Output the material word for word. Leave each picture out.

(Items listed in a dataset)

===

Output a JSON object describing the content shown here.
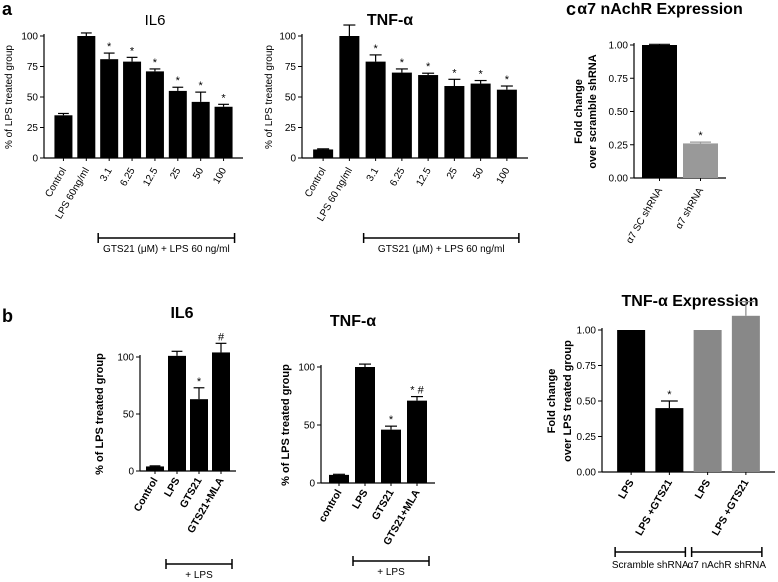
{
  "panel_labels": [
    "a",
    "b",
    "c"
  ],
  "chart_data": [
    {
      "id": "a_il6",
      "type": "bar",
      "title": "IL6",
      "ylabel": "% of LPS treated group",
      "ylim": [
        0,
        100
      ],
      "yticks": [
        0,
        25,
        50,
        75,
        100
      ],
      "categories": [
        "Control",
        "LPS 60ng/ml",
        "3.1",
        "6.25",
        "12.5",
        "25",
        "50",
        "100"
      ],
      "values": [
        35,
        100,
        81,
        79,
        71,
        55,
        46,
        42
      ],
      "errors": [
        1.5,
        2.5,
        5,
        3.5,
        2,
        3,
        8,
        2
      ],
      "markers": [
        "",
        "",
        "*",
        "*",
        "*",
        "*",
        "*",
        "*"
      ],
      "colors": [
        "#000000",
        "#000000",
        "#000000",
        "#000000",
        "#000000",
        "#000000",
        "#000000",
        "#000000"
      ],
      "groups": [
        {
          "label": "GTS21 (μM) + LPS 60 ng/ml",
          "from": 2,
          "to": 7
        }
      ]
    },
    {
      "id": "a_tnf",
      "type": "bar",
      "title": "TNF-α",
      "ylabel": "% of LPS treated group",
      "ylim": [
        0,
        100
      ],
      "yticks": [
        0,
        25,
        50,
        75,
        100
      ],
      "categories": [
        "Control",
        "LPS 60 ng/ml",
        "3.1",
        "6.25",
        "12.5",
        "25",
        "50",
        "100"
      ],
      "values": [
        7,
        100,
        79,
        70,
        68,
        59,
        61,
        56
      ],
      "errors": [
        0.5,
        9,
        5.5,
        3,
        1.5,
        5.5,
        2.5,
        3
      ],
      "markers": [
        "",
        "",
        "*",
        "*",
        "*",
        "*",
        "*",
        "*"
      ],
      "colors": [
        "#000000",
        "#000000",
        "#000000",
        "#000000",
        "#000000",
        "#000000",
        "#000000",
        "#000000"
      ],
      "groups": [
        {
          "label": "GTS21 (μM) + LPS 60 ng/ml",
          "from": 2,
          "to": 7
        }
      ]
    },
    {
      "id": "c_a7",
      "type": "bar",
      "title": "α7 nAchR Expression",
      "ylabel": [
        "Fold change",
        "over scramble shRNA"
      ],
      "ylim": [
        0,
        1
      ],
      "yticks": [
        "0.00",
        "0.25",
        "0.50",
        "0.75",
        "1.00"
      ],
      "categories": [
        "α7 SC shRNA",
        "α7 shRNA"
      ],
      "values": [
        1.0,
        0.26
      ],
      "errors": [
        0.005,
        0.01
      ],
      "markers": [
        "",
        "*"
      ],
      "colors": [
        "#000000",
        "#999999"
      ],
      "groups": []
    },
    {
      "id": "b_il6",
      "type": "bar",
      "title": "IL6",
      "ylabel": "% of LPS treated group",
      "ylim": [
        0,
        100
      ],
      "yticks": [
        0,
        50,
        100
      ],
      "categories": [
        "Control",
        "LPS",
        "GTS21",
        "GTS21+MLA"
      ],
      "values": [
        4,
        101,
        63,
        104
      ],
      "errors": [
        0.5,
        4,
        10,
        8
      ],
      "markers": [
        "",
        "",
        "*",
        "#"
      ],
      "colors": [
        "#000000",
        "#000000",
        "#000000",
        "#000000"
      ],
      "groups": [
        {
          "label": "+ LPS",
          "from": 1,
          "to": 3
        }
      ]
    },
    {
      "id": "b_tnf",
      "type": "bar",
      "title": "TNF-α",
      "ylabel": "% of LPS treated group",
      "ylim": [
        0,
        100
      ],
      "yticks": [
        0,
        50,
        100
      ],
      "categories": [
        "control",
        "LPS",
        "GTS21",
        "GTS21+MLA"
      ],
      "values": [
        7,
        100,
        46,
        71
      ],
      "errors": [
        0.5,
        2.5,
        3,
        3.5
      ],
      "markers": [
        "",
        "",
        "*",
        "* #"
      ],
      "colors": [
        "#000000",
        "#000000",
        "#000000",
        "#000000"
      ],
      "groups": [
        {
          "label": "+ LPS",
          "from": 1,
          "to": 3
        }
      ]
    },
    {
      "id": "c_tnf",
      "type": "bar",
      "title": "TNF-α Expression",
      "ylabel": [
        "Fold change",
        "over LPS treated group"
      ],
      "ylim": [
        0,
        1
      ],
      "yticks": [
        "0.00",
        "0.25",
        "0.50",
        "0.75",
        "1.00"
      ],
      "categories": [
        "LPS",
        "LPS +GTS21",
        "LPS",
        "LPS +GTS21"
      ],
      "values": [
        1.0,
        0.45,
        1.0,
        1.1
      ],
      "errors": [
        0,
        0.05,
        0,
        0.1
      ],
      "markers": [
        "",
        "*",
        "",
        ""
      ],
      "colors": [
        "#000000",
        "#000000",
        "#888888",
        "#888888"
      ],
      "groups": [
        {
          "label": "Scramble shRNA",
          "from": 0,
          "to": 1
        },
        {
          "label": "α7 nAchR shRNA",
          "from": 2,
          "to": 3
        }
      ]
    }
  ]
}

===

## Problem solution
Output a JSON object describing the content shown here.
{
  "panel_labels": [
    "a",
    "b",
    "c"
  ],
  "chart_data": [
    {
      "id": "a_il6",
      "type": "bar",
      "title": "IL6",
      "ylabel": "% of LPS treated group",
      "ylim": [
        0,
        100
      ],
      "yticks": [
        0,
        25,
        50,
        75,
        100
      ],
      "categories": [
        "Control",
        "LPS 60ng/ml",
        "3.1",
        "6.25",
        "12.5",
        "25",
        "50",
        "100"
      ],
      "values": [
        35,
        100,
        81,
        79,
        71,
        55,
        46,
        42
      ],
      "errors": [
        1.5,
        2.5,
        5,
        3.5,
        2,
        3,
        8,
        2
      ],
      "markers": [
        "",
        "",
        "*",
        "*",
        "*",
        "*",
        "*",
        "*"
      ],
      "colors": [
        "#000000",
        "#000000",
        "#000000",
        "#000000",
        "#000000",
        "#000000",
        "#000000",
        "#000000"
      ],
      "groups": [
        {
          "label": "GTS21 (μM) + LPS 60 ng/ml",
          "from": 2,
          "to": 7
        }
      ]
    },
    {
      "id": "a_tnf",
      "type": "bar",
      "title": "TNF-α",
      "ylabel": "% of LPS treated group",
      "ylim": [
        0,
        100
      ],
      "yticks": [
        0,
        25,
        50,
        75,
        100
      ],
      "categories": [
        "Control",
        "LPS 60 ng/ml",
        "3.1",
        "6.25",
        "12.5",
        "25",
        "50",
        "100"
      ],
      "values": [
        7,
        100,
        79,
        70,
        68,
        59,
        61,
        56
      ],
      "errors": [
        0.5,
        9,
        5.5,
        3,
        1.5,
        5.5,
        2.5,
        3
      ],
      "markers": [
        "",
        "",
        "*",
        "*",
        "*",
        "*",
        "*",
        "*"
      ],
      "colors": [
        "#000000",
        "#000000",
        "#000000",
        "#000000",
        "#000000",
        "#000000",
        "#000000",
        "#000000"
      ],
      "groups": [
        {
          "label": "GTS21 (μM) + LPS 60 ng/ml",
          "from": 2,
          "to": 7
        }
      ]
    },
    {
      "id": "c_a7",
      "type": "bar",
      "title": "α7 nAchR Expression",
      "ylabel": [
        "Fold change",
        "over scramble shRNA"
      ],
      "ylim": [
        0,
        1
      ],
      "yticks": [
        "0.00",
        "0.25",
        "0.50",
        "0.75",
        "1.00"
      ],
      "categories": [
        "α7 SC shRNA",
        "α7 shRNA"
      ],
      "values": [
        1.0,
        0.26
      ],
      "errors": [
        0.005,
        0.01
      ],
      "markers": [
        "",
        "*"
      ],
      "colors": [
        "#000000",
        "#999999"
      ],
      "groups": []
    },
    {
      "id": "b_il6",
      "type": "bar",
      "title": "IL6",
      "ylabel": "% of LPS treated group",
      "ylim": [
        0,
        100
      ],
      "yticks": [
        0,
        50,
        100
      ],
      "categories": [
        "Control",
        "LPS",
        "GTS21",
        "GTS21+MLA"
      ],
      "values": [
        4,
        101,
        63,
        104
      ],
      "errors": [
        0.5,
        4,
        10,
        8
      ],
      "markers": [
        "",
        "",
        "*",
        "#"
      ],
      "colors": [
        "#000000",
        "#000000",
        "#000000",
        "#000000"
      ],
      "groups": [
        {
          "label": "+ LPS",
          "from": 1,
          "to": 3
        }
      ]
    },
    {
      "id": "b_tnf",
      "type": "bar",
      "title": "TNF-α",
      "ylabel": "% of LPS treated group",
      "ylim": [
        0,
        100
      ],
      "yticks": [
        0,
        50,
        100
      ],
      "categories": [
        "control",
        "LPS",
        "GTS21",
        "GTS21+MLA"
      ],
      "values": [
        7,
        100,
        46,
        71
      ],
      "errors": [
        0.5,
        2.5,
        3,
        3.5
      ],
      "markers": [
        "",
        "",
        "*",
        "* #"
      ],
      "colors": [
        "#000000",
        "#000000",
        "#000000",
        "#000000"
      ],
      "groups": [
        {
          "label": "+ LPS",
          "from": 1,
          "to": 3
        }
      ]
    },
    {
      "id": "c_tnf",
      "type": "bar",
      "title": "TNF-α Expression",
      "ylabel": [
        "Fold change",
        "over LPS treated group"
      ],
      "ylim": [
        0,
        1
      ],
      "yticks": [
        "0.00",
        "0.25",
        "0.50",
        "0.75",
        "1.00"
      ],
      "categories": [
        "LPS",
        "LPS +GTS21",
        "LPS",
        "LPS +GTS21"
      ],
      "values": [
        1.0,
        0.45,
        1.0,
        1.1
      ],
      "errors": [
        0,
        0.05,
        0,
        0.1
      ],
      "markers": [
        "",
        "*",
        "",
        ""
      ],
      "colors": [
        "#000000",
        "#000000",
        "#888888",
        "#888888"
      ],
      "groups": [
        {
          "label": "Scramble shRNA",
          "from": 0,
          "to": 1
        },
        {
          "label": "α7 nAchR shRNA",
          "from": 2,
          "to": 3
        }
      ]
    }
  ]
}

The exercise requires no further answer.